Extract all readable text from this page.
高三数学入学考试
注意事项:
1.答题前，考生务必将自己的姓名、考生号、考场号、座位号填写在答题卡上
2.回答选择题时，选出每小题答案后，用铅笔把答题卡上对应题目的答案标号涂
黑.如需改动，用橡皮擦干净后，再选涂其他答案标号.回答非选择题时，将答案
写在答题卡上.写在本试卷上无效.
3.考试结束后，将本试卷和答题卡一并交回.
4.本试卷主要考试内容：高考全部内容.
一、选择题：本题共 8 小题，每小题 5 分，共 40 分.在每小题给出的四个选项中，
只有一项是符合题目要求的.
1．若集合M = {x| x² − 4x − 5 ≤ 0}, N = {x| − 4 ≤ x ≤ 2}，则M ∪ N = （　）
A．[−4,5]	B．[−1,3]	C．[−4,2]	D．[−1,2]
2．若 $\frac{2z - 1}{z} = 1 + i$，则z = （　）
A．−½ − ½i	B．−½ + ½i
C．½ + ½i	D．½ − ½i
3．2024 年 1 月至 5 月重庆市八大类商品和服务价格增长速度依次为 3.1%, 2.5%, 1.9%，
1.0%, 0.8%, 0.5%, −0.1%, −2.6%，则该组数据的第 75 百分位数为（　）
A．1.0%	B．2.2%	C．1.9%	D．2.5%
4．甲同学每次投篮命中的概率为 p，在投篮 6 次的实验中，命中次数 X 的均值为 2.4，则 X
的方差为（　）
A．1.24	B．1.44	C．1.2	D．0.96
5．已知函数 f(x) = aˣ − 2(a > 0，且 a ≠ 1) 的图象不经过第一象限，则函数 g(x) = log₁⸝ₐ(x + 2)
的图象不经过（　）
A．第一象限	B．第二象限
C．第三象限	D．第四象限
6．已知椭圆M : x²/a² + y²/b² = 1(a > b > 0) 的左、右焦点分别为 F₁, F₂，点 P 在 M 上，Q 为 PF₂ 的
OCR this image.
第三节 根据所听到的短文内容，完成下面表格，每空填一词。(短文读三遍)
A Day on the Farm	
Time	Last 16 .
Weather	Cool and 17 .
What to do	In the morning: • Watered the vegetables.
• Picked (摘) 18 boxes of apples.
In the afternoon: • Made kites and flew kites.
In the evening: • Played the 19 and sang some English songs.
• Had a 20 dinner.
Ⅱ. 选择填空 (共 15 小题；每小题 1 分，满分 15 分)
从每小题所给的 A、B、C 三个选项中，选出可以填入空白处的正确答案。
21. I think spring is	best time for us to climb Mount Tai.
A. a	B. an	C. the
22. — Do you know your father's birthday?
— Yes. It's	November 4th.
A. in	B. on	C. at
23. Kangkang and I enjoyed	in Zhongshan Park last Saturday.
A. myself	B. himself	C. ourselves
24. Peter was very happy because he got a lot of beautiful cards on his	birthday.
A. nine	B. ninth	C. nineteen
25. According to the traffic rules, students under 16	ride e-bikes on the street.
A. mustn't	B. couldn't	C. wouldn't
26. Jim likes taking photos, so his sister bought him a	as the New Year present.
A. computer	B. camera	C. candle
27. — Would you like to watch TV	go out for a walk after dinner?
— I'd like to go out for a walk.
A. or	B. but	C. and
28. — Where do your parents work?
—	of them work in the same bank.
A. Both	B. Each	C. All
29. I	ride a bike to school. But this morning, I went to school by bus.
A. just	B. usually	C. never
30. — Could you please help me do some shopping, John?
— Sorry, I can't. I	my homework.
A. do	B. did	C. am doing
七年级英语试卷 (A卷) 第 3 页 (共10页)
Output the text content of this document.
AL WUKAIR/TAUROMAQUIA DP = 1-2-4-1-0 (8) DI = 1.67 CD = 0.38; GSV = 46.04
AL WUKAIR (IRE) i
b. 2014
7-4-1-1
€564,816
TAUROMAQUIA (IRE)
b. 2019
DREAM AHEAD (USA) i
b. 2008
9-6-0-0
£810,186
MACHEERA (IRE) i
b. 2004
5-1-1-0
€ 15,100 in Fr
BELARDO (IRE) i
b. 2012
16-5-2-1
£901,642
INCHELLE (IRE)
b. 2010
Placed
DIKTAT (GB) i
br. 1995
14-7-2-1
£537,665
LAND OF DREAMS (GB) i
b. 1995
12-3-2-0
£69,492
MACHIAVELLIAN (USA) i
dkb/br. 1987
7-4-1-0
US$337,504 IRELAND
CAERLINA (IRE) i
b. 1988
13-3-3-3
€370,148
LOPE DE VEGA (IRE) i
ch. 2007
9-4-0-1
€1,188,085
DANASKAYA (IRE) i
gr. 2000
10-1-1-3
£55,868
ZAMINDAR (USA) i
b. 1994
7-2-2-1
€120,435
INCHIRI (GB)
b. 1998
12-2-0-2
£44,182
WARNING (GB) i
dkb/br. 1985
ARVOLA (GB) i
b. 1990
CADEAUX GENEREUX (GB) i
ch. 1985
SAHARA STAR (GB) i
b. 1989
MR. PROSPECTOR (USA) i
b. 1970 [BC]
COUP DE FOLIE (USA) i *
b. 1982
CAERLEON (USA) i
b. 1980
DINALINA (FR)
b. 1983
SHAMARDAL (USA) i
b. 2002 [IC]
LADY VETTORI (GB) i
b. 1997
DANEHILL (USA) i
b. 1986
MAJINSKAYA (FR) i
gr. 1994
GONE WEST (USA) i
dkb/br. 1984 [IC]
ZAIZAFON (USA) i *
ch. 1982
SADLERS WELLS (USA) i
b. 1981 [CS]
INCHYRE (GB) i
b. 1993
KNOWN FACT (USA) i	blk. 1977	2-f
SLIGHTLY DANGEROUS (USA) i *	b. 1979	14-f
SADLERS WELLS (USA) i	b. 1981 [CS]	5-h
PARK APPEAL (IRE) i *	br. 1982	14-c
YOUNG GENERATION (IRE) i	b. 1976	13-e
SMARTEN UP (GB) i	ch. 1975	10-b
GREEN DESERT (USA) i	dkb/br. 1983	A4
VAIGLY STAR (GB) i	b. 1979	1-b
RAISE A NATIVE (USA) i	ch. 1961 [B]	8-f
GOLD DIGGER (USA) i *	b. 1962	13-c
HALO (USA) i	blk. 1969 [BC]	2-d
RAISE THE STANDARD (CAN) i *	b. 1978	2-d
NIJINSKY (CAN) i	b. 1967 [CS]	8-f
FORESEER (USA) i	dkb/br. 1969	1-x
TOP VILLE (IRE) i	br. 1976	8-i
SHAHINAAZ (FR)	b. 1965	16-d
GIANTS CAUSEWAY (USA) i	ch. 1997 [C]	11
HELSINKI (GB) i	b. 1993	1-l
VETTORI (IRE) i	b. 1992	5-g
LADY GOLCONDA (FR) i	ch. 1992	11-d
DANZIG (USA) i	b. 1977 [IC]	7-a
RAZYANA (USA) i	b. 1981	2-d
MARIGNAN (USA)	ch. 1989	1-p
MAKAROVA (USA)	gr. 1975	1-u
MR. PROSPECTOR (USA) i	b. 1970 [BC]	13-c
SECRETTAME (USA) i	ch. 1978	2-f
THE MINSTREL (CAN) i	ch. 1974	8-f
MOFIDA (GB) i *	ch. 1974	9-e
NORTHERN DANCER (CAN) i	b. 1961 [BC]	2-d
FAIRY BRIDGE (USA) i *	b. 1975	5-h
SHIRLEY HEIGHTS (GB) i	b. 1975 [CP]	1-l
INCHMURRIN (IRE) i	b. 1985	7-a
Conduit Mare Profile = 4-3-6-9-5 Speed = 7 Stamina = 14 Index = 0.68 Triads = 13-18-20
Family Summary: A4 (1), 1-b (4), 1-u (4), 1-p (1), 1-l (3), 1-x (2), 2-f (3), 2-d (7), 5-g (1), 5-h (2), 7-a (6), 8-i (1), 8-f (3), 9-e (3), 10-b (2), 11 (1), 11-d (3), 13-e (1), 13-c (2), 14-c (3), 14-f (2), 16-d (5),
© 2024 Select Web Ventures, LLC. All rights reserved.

.....

:: Exercise goal ::
Say how many lines in the entries contain the string "morning", and say nothing else.

:: Exercise output ::
2